### WHAT THE TASK ASKS:
Reproduce every record below exactly as it appears.

[Collected data]
:::::

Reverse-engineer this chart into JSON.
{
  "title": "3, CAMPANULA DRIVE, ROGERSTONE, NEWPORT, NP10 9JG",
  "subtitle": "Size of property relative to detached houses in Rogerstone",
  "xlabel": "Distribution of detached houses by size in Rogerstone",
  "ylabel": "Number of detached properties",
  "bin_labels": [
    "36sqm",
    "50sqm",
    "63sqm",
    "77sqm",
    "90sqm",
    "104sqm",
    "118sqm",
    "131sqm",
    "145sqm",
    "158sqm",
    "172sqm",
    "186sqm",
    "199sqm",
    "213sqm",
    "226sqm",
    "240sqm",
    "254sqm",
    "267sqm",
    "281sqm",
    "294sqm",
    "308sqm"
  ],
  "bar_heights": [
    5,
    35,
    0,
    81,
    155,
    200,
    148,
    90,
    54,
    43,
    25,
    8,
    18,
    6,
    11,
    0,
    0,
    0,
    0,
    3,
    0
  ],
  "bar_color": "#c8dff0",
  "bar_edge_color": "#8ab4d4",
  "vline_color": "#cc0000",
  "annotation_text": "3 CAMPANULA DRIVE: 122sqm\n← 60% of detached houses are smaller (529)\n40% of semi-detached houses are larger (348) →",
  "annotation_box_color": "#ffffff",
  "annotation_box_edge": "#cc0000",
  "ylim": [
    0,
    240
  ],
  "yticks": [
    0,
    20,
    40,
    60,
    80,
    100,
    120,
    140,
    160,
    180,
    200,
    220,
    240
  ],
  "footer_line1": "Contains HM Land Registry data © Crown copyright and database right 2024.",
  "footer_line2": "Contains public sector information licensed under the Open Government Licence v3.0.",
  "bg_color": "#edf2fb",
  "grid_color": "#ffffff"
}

:::::

### CORRECT RESPONSE:
Reverse-engineer this chart into JSON.
{
  "title": "3, CAMPANULA DRIVE, ROGERSTONE, NEWPORT, NP10 9JG",
  "subtitle": "Size of property relative to detached houses in Rogerstone",
  "xlabel": "Distribution of detached houses by size in Rogerstone",
  "ylabel": "Number of detached properties",
  "bin_labels": [
    "36sqm",
    "50sqm",
    "63sqm",
    "77sqm",
    "90sqm",
    "104sqm",
    "118sqm",
    "131sqm",
    "145sqm",
    "158sqm",
    "172sqm",
    "186sqm",
    "199sqm",
    "213sqm",
    "226sqm",
    "240sqm",
    "254sqm",
    "267sqm",
    "281sqm",
    "294sqm",
    "308sqm"
  ],
  "bar_heights": [
    5,
    35,
    0,
    81,
    155,
    200,
    148,
    90,
    54,
    43,
    25,
    8,
    18,
    6,
    11,
    0,
    0,
    0,
    0,
    3,
    0
  ],
  "bar_color": "#c8dff0",
  "bar_edge_color": "#8ab4d4",
  "vline_color": "#cc0000",
  "annotation_text": "3 CAMPANULA DRIVE: 122sqm\n← 60% of detached houses are smaller (529)\n40% of semi-detached houses are larger (348) →",
  "annotation_box_color": "#ffffff",
  "annotation_box_edge": "#cc0000",
  "ylim": [
    0,
    240
  ],
  "yticks": [
    0,
    20,
    40,
    60,
    80,
    100,
    120,
    140,
    160,
    180,
    200,
    220,
    240
  ],
  "footer_line1": "Contains HM Land Registry data © Crown copyright and database right 2024.",
  "footer_line2": "Contains public sector information licensed under the Open Government Licence v3.0.",
  "bg_color": "#edf2fb",
  "grid_color": "#ffffff"
}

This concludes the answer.